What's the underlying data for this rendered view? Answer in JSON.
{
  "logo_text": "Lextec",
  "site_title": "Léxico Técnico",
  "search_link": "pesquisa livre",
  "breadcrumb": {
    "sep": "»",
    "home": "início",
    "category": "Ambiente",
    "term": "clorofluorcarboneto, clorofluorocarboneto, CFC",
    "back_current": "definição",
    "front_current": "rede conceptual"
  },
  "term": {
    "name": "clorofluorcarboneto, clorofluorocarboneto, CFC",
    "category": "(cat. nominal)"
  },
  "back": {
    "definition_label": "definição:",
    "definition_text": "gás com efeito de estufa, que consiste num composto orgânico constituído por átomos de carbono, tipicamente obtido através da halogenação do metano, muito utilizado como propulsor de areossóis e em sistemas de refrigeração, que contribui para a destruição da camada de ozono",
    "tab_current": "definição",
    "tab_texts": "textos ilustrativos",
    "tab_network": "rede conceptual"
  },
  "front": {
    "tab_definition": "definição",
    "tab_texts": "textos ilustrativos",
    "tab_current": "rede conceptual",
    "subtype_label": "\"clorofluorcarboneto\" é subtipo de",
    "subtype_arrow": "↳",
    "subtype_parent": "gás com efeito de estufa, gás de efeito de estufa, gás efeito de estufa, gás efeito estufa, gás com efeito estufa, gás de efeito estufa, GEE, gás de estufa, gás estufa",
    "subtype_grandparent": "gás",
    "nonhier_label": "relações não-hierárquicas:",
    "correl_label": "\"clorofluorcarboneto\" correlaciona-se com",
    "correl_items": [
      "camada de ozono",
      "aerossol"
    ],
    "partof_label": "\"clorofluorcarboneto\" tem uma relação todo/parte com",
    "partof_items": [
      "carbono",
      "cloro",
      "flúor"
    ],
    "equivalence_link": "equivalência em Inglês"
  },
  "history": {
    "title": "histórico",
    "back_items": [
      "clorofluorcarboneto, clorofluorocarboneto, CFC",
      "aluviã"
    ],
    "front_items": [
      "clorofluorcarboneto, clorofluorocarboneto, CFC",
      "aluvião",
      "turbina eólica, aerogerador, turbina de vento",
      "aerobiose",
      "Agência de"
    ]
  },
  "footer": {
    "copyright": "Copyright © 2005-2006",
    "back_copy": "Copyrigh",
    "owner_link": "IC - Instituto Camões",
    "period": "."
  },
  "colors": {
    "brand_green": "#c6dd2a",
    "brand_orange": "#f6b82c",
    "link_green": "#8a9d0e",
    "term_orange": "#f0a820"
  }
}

....................

* _REQUIRED WORK_:
The data above must be returned in full, exactly as written.

* _REPLY TO THE TASK_:
What's the underlying data for this rendered view? Answer in JSON.
{
  "logo_text": "Lextec",
  "site_title": "Léxico Técnico",
  "search_link": "pesquisa livre",
  "breadcrumb": {
    "sep": "»",
    "home": "início",
    "category": "Ambiente",
    "term": "clorofluorcarboneto, clorofluorocarboneto, CFC",
    "back_current": "definição",
    "front_current": "rede conceptual"
  },
  "term": {
    "name": "clorofluorcarboneto, clorofluorocarboneto, CFC",
    "category": "(cat. nominal)"
  },
  "back": {
    "definition_label": "definição:",
    "definition_text": "gás com efeito de estufa, que consiste num composto orgânico constituído por átomos de carbono, tipicamente obtido através da halogenação do metano, muito utilizado como propulsor de areossóis e em sistemas de refrigeração, que contribui para a destruição da camada de ozono",
    "tab_current": "definição",
    "tab_texts": "textos ilustrativos",
    "tab_network": "rede conceptual"
  },
  "front": {
    "tab_definition": "definição",
    "tab_texts": "textos ilustrativos",
    "tab_current": "rede conceptual",
    "subtype_label": "\"clorofluorcarboneto\" é subtipo de",
    "subtype_arrow": "↳",
    "subtype_parent": "gás com efeito de estufa, gás de efeito de estufa, gás efeito de estufa, gás efeito estufa, gás com efeito estufa, gás de efeito estufa, GEE, gás de estufa, gás estufa",
    "subtype_grandparent": "gás",
    "nonhier_label": "relações não-hierárquicas:",
    "correl_label": "\"clorofluorcarboneto\" correlaciona-se com",
    "correl_items": [
      "camada de ozono",
      "aerossol"
    ],
    "partof_label": "\"clorofluorcarboneto\" tem uma relação todo/parte com",
    "partof_items": [
      "carbono",
      "cloro",
      "flúor"
    ],
    "equivalence_link": "equivalência em Inglês"
  },
  "history": {
    "title": "histórico",
    "back_items": [
      "clorofluorcarboneto, clorofluorocarboneto, CFC",
      "aluviã"
    ],
    "front_items": [
      "clorofluorcarboneto, clorofluorocarboneto, CFC",
      "aluvião",
      "turbina eólica, aerogerador, turbina de vento",
      "aerobiose",
      "Agência de"
    ]
  },
  "footer": {
    "copyright": "Copyright © 2005-2006",
    "back_copy": "Copyrigh",
    "owner_link": "IC - Instituto Camões",
    "period": "."
  },
  "colors": {
    "brand_green": "#c6dd2a",
    "brand_orange": "#f6b82c",
    "link_green": "#8a9d0e",
    "term_orange": "#f0a820"
  }
}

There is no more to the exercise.